• _THE TASK_: Word for word, restate every line of the material.

##### DATA FOR THE TASK #####

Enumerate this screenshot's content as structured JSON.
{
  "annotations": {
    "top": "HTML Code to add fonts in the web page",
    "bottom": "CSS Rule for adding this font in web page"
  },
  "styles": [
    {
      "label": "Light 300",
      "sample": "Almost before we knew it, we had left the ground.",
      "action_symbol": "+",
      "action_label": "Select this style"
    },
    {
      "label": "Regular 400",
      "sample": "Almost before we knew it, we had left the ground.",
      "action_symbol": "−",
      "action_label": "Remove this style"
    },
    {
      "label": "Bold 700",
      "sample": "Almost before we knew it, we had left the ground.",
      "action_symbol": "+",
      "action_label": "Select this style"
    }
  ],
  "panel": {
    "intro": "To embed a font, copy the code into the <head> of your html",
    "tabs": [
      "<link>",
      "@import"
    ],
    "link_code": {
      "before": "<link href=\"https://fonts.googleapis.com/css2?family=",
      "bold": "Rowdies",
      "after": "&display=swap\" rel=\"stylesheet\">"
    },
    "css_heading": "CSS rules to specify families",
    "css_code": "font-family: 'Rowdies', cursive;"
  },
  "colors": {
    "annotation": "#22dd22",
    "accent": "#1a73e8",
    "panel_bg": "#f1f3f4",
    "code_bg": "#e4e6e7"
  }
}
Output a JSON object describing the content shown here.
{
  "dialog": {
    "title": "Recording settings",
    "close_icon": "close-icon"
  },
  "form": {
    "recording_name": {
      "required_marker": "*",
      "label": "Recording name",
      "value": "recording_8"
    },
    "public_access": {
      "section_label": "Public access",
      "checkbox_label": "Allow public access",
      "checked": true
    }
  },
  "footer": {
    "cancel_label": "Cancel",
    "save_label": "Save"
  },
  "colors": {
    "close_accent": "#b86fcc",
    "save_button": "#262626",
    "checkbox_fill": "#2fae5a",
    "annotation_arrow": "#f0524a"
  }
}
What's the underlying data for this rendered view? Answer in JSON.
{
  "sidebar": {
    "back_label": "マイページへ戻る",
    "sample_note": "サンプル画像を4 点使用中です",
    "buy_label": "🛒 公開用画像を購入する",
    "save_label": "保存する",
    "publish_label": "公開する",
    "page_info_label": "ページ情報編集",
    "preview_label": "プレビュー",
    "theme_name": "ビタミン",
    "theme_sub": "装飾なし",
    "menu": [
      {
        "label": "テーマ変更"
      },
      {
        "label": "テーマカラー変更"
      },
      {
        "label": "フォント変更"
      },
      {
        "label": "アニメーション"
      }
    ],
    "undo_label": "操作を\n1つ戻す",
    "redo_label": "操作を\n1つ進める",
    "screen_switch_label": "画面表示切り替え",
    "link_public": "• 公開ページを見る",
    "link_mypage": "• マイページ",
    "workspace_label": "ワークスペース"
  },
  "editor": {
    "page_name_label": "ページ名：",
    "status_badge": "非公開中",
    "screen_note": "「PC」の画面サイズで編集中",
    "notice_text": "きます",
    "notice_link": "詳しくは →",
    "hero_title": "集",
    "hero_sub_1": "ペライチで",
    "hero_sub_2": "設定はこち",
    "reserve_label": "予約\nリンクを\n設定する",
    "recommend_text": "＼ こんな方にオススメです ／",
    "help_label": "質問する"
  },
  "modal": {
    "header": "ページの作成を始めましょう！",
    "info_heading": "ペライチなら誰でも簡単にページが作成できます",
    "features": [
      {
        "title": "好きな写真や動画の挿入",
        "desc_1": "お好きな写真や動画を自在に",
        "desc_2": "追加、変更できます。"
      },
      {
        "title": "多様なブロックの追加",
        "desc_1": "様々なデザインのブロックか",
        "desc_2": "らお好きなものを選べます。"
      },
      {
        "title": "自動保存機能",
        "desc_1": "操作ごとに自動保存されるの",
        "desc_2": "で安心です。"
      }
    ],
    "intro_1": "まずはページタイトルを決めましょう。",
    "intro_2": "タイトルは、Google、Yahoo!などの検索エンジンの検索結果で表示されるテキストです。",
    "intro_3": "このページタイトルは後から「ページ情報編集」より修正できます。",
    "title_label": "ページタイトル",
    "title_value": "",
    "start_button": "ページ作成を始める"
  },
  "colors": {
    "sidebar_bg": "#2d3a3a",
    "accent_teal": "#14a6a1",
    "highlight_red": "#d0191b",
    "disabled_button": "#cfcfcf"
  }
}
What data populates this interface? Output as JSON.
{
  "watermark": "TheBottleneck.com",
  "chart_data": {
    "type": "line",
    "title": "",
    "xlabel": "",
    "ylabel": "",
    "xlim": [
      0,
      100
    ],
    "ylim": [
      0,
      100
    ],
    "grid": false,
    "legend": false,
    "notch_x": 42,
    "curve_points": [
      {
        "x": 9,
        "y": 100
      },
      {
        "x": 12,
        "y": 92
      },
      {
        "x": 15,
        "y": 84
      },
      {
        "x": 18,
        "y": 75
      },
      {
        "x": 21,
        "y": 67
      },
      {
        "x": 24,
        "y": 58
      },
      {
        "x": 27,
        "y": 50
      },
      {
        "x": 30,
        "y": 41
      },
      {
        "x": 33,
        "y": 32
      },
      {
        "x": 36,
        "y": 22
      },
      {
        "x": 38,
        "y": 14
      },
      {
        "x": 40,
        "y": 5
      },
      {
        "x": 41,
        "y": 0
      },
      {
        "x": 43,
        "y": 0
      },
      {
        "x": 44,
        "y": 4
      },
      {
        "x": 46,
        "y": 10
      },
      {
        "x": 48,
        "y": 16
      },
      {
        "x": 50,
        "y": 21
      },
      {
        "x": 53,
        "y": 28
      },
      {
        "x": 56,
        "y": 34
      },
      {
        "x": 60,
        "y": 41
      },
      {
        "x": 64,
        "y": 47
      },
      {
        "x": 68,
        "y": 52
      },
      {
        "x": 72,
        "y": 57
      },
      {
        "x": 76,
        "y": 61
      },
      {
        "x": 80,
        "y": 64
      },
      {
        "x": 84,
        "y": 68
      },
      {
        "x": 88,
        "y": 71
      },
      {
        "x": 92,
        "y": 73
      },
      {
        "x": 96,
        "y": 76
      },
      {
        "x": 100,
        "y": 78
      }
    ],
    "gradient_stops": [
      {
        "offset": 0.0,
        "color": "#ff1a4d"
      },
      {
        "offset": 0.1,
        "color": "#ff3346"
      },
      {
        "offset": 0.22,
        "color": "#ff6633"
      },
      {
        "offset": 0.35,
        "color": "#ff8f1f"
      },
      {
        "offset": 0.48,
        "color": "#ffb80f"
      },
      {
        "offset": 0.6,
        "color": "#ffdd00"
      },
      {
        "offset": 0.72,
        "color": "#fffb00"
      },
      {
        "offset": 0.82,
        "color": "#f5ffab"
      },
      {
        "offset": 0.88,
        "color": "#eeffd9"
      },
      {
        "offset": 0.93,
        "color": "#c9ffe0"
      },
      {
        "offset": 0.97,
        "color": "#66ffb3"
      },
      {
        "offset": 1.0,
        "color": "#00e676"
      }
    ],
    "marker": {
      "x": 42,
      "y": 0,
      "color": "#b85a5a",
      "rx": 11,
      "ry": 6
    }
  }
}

#####

• _ANSWER TO THE PROBLEM_:
Enumerate this screenshot's content as structured JSON.
{
  "annotations": {
    "top": "HTML Code to add fonts in the web page",
    "bottom": "CSS Rule for adding this font in web page"
  },
  "styles": [
    {
      "label": "Light 300",
      "sample": "Almost before we knew it, we had left the ground.",
      "action_symbol": "+",
      "action_label": "Select this style"
    },
    {
      "label": "Regular 400",
      "sample": "Almost before we knew it, we had left the ground.",
      "action_symbol": "−",
      "action_label": "Remove this style"
    },
    {
      "label": "Bold 700",
      "sample": "Almost before we knew it, we had left the ground.",
      "action_symbol": "+",
      "action_label": "Select this style"
    }
  ],
  "panel": {
    "intro": "To embed a font, copy the code into the <head> of your html",
    "tabs": [
      "<link>",
      "@import"
    ],
    "link_code": {
      "before": "<link href=\"https://fonts.googleapis.com/css2?family=",
      "bold": "Rowdies",
      "after": "&display=swap\" rel=\"stylesheet\">"
    },
    "css_heading": "CSS rules to specify families",
    "css_code": "font-family: 'Rowdies', cursive;"
  },
  "colors": {
    "annotation": "#22dd22",
    "accent": "#1a73e8",
    "panel_bg": "#f1f3f4",
    "code_bg": "#e4e6e7"
  }
}
Output a JSON object describing the content shown here.
{
  "dialog": {
    "title": "Recording settings",
    "close_icon": "close-icon"
  },
  "form": {
    "recording_name": {
      "required_marker": "*",
      "label": "Recording name",
      "value": "recording_8"
    },
    "public_access": {
      "section_label": "Public access",
      "checkbox_label": "Allow public access",
      "checked": true
    }
  },
  "footer": {
    "cancel_label": "Cancel",
    "save_label": "Save"
  },
  "colors": {
    "close_accent": "#b86fcc",
    "save_button": "#262626",
    "checkbox_fill": "#2fae5a",
    "annotation_arrow": "#f0524a"
  }
}
What's the underlying data for this rendered view? Answer in JSON.
{
  "sidebar": {
    "back_label": "マイページへ戻る",
    "sample_note": "サンプル画像を4 点使用中です",
    "buy_label": "🛒 公開用画像を購入する",
    "save_label": "保存する",
    "publish_label": "公開する",
    "page_info_label": "ページ情報編集",
    "preview_label": "プレビュー",
    "theme_name": "ビタミン",
    "theme_sub": "装飾なし",
    "menu": [
      {
        "label": "テーマ変更"
      },
      {
        "label": "テーマカラー変更"
      },
      {
        "label": "フォント変更"
      },
      {
        "label": "アニメーション"
      }
    ],
    "undo_label": "操作を\n1つ戻す",
    "redo_label": "操作を\n1つ進める",
    "screen_switch_label": "画面表示切り替え",
    "link_public": "• 公開ページを見る",
    "link_mypage": "• マイページ",
    "workspace_label": "ワークスペース"
  },
  "editor": {
    "page_name_label": "ページ名：",
    "status_badge": "非公開中",
    "screen_note": "「PC」の画面サイズで編集中",
    "notice_text": "きます",
    "notice_link": "詳しくは →",
    "hero_title": "集",
    "hero_sub_1": "ペライチで",
    "hero_sub_2": "設定はこち",
    "reserve_label": "予約\nリンクを\n設定する",
    "recommend_text": "＼ こんな方にオススメです ／",
    "help_label": "質問する"
  },
  "modal": {
    "header": "ページの作成を始めましょう！",
    "info_heading": "ペライチなら誰でも簡単にページが作成できます",
    "features": [
      {
        "title": "好きな写真や動画の挿入",
        "desc_1": "お好きな写真や動画を自在に",
        "desc_2": "追加、変更できます。"
      },
      {
        "title": "多様なブロックの追加",
        "desc_1": "様々なデザインのブロックか",
        "desc_2": "らお好きなものを選べます。"
      },
      {
        "title": "自動保存機能",
        "desc_1": "操作ごとに自動保存されるの",
        "desc_2": "で安心です。"
      }
    ],
    "intro_1": "まずはページタイトルを決めましょう。",
    "intro_2": "タイトルは、Google、Yahoo!などの検索エンジンの検索結果で表示されるテキストです。",
    "intro_3": "このページタイトルは後から「ページ情報編集」より修正できます。",
    "title_label": "ページタイトル",
    "title_value": "",
    "start_button": "ページ作成を始める"
  },
  "colors": {
    "sidebar_bg": "#2d3a3a",
    "accent_teal": "#14a6a1",
    "highlight_red": "#d0191b",
    "disabled_button": "#cfcfcf"
  }
}
What data populates this interface? Output as JSON.
{
  "watermark": "TheBottleneck.com",
  "chart_data": {
    "type": "line",
    "title": "",
    "xlabel": "",
    "ylabel": "",
    "xlim": [
      0,
      100
    ],
    "ylim": [
      0,
      100
    ],
    "grid": false,
    "legend": false,
    "notch_x": 42,
    "curve_points": [
      {
        "x": 9,
        "y": 100
      },
      {
        "x": 12,
        "y": 92
      },
      {
        "x": 15,
        "y": 84
      },
      {
        "x": 18,
        "y": 75
      },
      {
        "x": 21,
        "y": 67
      },
      {
        "x": 24,
        "y": 58
      },
      {
        "x": 27,
        "y": 50
      },
      {
        "x": 30,
        "y": 41
      },
      {
        "x": 33,
        "y": 32
      },
      {
        "x": 36,
        "y": 22
      },
      {
        "x": 38,
        "y": 14
      },
      {
        "x": 40,
        "y": 5
      },
      {
        "x": 41,
        "y": 0
      },
      {
        "x": 43,
        "y": 0
      },
      {
        "x": 44,
        "y": 4
      },
      {
        "x": 46,
        "y": 10
      },
      {
        "x": 48,
        "y": 16
      },
      {
        "x": 50,
        "y": 21
      },
      {
        "x": 53,
        "y": 28
      },
      {
        "x": 56,
        "y": 34
      },
      {
        "x": 60,
        "y": 41
      },
      {
        "x": 64,
        "y": 47
      },
      {
        "x": 68,
        "y": 52
      },
      {
        "x": 72,
        "y": 57
      },
      {
        "x": 76,
        "y": 61
      },
      {
        "x": 80,
        "y": 64
      },
      {
        "x": 84,
        "y": 68
      },
      {
        "x": 88,
        "y": 71
      },
      {
        "x": 92,
        "y": 73
      },
      {
        "x": 96,
        "y": 76
      },
      {
        "x": 100,
        "y": 78
      }
    ],
    "gradient_stops": [
      {
        "offset": 0.0,
        "color": "#ff1a4d"
      },
      {
        "offset": 0.1,
        "color": "#ff3346"
      },
      {
        "offset": 0.22,
        "color": "#ff6633"
      },
      {
        "offset": 0.35,
        "color": "#ff8f1f"
      },
      {
        "offset": 0.48,
        "color": "#ffb80f"
      },
      {
        "offset": 0.6,
        "color": "#ffdd00"
      },
      {
        "offset": 0.72,
        "color": "#fffb00"
      },
      {
        "offset": 0.82,
        "color": "#f5ffab"
      },
      {
        "offset": 0.88,
        "color": "#eeffd9"
      },
      {
        "offset": 0.93,
        "color": "#c9ffe0"
      },
      {
        "offset": 0.97,
        "color": "#66ffb3"
      },
      {
        "offset": 1.0,
        "color": "#00e676"
      }
    ],
    "marker": {
      "x": 42,
      "y": 0,
      "color": "#b85a5a",
      "rx": 11,
      "ry": 6
    }
  }
}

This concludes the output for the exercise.